Data records:
━━━━━━━━━━━━━━━━━━━━

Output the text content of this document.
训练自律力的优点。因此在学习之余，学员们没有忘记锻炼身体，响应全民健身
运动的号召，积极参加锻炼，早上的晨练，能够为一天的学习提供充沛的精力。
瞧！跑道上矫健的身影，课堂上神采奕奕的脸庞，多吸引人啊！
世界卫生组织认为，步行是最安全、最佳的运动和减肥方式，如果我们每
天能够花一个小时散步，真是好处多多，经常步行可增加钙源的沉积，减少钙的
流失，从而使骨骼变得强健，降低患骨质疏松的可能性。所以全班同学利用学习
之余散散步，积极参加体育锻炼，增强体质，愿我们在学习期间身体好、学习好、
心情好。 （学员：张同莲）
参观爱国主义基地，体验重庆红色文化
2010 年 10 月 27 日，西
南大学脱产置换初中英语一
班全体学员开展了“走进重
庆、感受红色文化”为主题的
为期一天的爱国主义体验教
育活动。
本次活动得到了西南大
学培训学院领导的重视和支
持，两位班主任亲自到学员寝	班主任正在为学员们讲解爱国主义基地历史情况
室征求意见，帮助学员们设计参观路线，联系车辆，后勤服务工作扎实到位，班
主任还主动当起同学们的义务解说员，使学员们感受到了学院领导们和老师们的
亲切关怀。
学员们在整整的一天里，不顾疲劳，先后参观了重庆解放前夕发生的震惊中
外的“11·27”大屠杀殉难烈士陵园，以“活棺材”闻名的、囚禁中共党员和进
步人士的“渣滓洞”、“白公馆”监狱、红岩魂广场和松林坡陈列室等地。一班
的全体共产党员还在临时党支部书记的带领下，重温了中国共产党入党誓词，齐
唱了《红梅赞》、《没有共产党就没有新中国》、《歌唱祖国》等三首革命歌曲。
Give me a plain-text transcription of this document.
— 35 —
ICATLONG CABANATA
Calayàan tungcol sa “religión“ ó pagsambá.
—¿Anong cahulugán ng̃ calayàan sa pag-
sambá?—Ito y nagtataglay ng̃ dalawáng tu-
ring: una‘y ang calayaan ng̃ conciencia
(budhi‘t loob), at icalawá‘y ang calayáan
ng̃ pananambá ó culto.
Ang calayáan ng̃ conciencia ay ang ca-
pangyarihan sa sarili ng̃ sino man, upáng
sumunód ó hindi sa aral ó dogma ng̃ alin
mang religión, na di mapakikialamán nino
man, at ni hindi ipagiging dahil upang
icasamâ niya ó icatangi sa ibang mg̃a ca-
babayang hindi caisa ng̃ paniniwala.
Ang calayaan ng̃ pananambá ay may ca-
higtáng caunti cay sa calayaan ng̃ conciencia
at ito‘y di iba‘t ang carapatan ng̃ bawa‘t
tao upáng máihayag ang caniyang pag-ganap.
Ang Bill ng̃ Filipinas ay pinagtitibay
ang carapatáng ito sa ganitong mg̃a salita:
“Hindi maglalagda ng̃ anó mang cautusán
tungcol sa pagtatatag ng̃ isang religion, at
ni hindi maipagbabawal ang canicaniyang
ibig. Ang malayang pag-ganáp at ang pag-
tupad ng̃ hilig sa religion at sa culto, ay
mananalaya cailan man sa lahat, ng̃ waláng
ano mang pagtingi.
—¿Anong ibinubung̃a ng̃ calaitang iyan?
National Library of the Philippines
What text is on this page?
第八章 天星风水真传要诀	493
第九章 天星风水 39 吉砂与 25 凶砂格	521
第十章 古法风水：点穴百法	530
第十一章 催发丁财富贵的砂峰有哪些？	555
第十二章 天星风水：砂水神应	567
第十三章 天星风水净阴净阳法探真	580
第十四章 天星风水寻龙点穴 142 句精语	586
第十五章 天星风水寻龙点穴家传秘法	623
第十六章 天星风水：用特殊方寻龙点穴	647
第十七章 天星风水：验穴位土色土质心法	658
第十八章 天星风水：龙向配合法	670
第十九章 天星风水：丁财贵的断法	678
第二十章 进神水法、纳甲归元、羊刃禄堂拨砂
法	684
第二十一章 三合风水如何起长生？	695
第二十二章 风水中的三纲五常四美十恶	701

━━━━━━━━━━━━━━━━━━━━

▶ STATED TASK
Using the records above, gather all lines where the string "text" is present.

▶ RESPONSE TO THE TASK
Output the text content of this document.
Give me a plain-text transcription of this document.
What text is on this page?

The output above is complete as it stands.